**What you have to do:** Write the listing below out again exactly, dropping the images.

Stored items
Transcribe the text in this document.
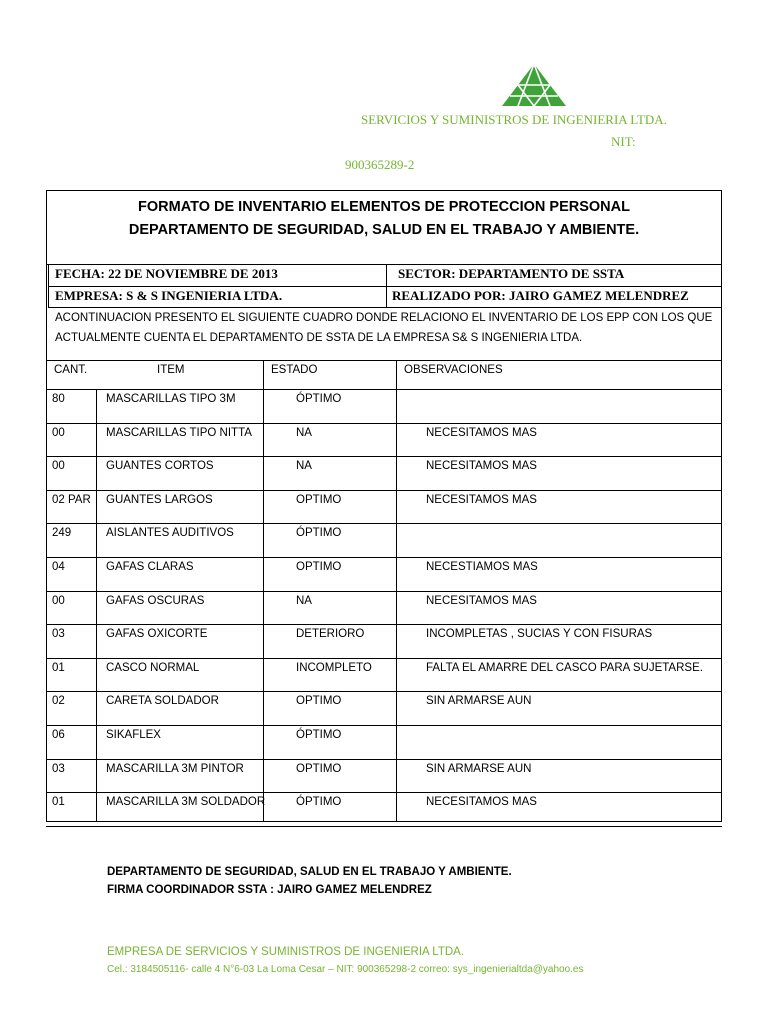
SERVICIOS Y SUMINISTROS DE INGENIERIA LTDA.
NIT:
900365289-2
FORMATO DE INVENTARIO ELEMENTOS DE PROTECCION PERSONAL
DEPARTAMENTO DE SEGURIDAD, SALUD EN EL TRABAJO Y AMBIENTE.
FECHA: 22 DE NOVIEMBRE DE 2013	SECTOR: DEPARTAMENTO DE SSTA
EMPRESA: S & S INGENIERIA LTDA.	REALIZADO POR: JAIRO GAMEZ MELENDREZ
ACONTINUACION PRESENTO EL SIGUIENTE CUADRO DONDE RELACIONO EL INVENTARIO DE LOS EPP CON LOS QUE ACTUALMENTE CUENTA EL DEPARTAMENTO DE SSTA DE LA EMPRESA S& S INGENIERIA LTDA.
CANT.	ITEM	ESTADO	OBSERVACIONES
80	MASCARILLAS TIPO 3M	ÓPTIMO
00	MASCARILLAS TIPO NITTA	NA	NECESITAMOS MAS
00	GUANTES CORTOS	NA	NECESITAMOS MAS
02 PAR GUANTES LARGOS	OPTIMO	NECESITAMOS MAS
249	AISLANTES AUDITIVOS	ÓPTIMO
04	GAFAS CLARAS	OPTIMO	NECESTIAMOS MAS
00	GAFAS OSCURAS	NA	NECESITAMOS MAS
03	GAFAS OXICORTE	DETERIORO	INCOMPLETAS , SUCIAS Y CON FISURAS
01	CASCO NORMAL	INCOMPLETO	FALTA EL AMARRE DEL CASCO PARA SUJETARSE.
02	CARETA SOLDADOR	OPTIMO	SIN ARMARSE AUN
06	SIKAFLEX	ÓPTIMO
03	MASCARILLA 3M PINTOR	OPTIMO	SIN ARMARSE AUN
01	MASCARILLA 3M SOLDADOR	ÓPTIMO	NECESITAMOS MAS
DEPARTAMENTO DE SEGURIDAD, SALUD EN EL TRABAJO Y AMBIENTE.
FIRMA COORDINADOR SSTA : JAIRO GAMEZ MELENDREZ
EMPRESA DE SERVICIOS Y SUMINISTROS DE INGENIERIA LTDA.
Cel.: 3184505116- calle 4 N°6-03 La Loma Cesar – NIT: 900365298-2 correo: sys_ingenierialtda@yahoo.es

**Result of the task:**
Transcribe the text in this document.
SERVICIOS Y SUMINISTROS DE INGENIERIA LTDA.
NIT:
900365289-2
FORMATO DE INVENTARIO ELEMENTOS DE PROTECCION PERSONAL
DEPARTAMENTO DE SEGURIDAD, SALUD EN EL TRABAJO Y AMBIENTE.
FECHA: 22 DE NOVIEMBRE DE 2013	SECTOR: DEPARTAMENTO DE SSTA
EMPRESA: S & S INGENIERIA LTDA.	REALIZADO POR: JAIRO GAMEZ MELENDREZ
ACONTINUACION PRESENTO EL SIGUIENTE CUADRO DONDE RELACIONO EL INVENTARIO DE LOS EPP CON LOS QUE ACTUALMENTE CUENTA EL DEPARTAMENTO DE SSTA DE LA EMPRESA S& S INGENIERIA LTDA.
CANT.	ITEM	ESTADO	OBSERVACIONES
80	MASCARILLAS TIPO 3M	ÓPTIMO
00	MASCARILLAS TIPO NITTA	NA	NECESITAMOS MAS
00	GUANTES CORTOS	NA	NECESITAMOS MAS
02 PAR GUANTES LARGOS	OPTIMO	NECESITAMOS MAS
249	AISLANTES AUDITIVOS	ÓPTIMO
04	GAFAS CLARAS	OPTIMO	NECESTIAMOS MAS
00	GAFAS OSCURAS	NA	NECESITAMOS MAS
03	GAFAS OXICORTE	DETERIORO	INCOMPLETAS , SUCIAS Y CON FISURAS
01	CASCO NORMAL	INCOMPLETO	FALTA EL AMARRE DEL CASCO PARA SUJETARSE.
02	CARETA SOLDADOR	OPTIMO	SIN ARMARSE AUN
06	SIKAFLEX	ÓPTIMO
03	MASCARILLA 3M PINTOR	OPTIMO	SIN ARMARSE AUN
01	MASCARILLA 3M SOLDADOR	ÓPTIMO	NECESITAMOS MAS
DEPARTAMENTO DE SEGURIDAD, SALUD EN EL TRABAJO Y AMBIENTE.
FIRMA COORDINADOR SSTA : JAIRO GAMEZ MELENDREZ
EMPRESA DE SERVICIOS Y SUMINISTROS DE INGENIERIA LTDA.
Cel.: 3184505116- calle 4 N°6-03 La Loma Cesar – NIT: 900365298-2 correo: sys_ingenierialtda@yahoo.es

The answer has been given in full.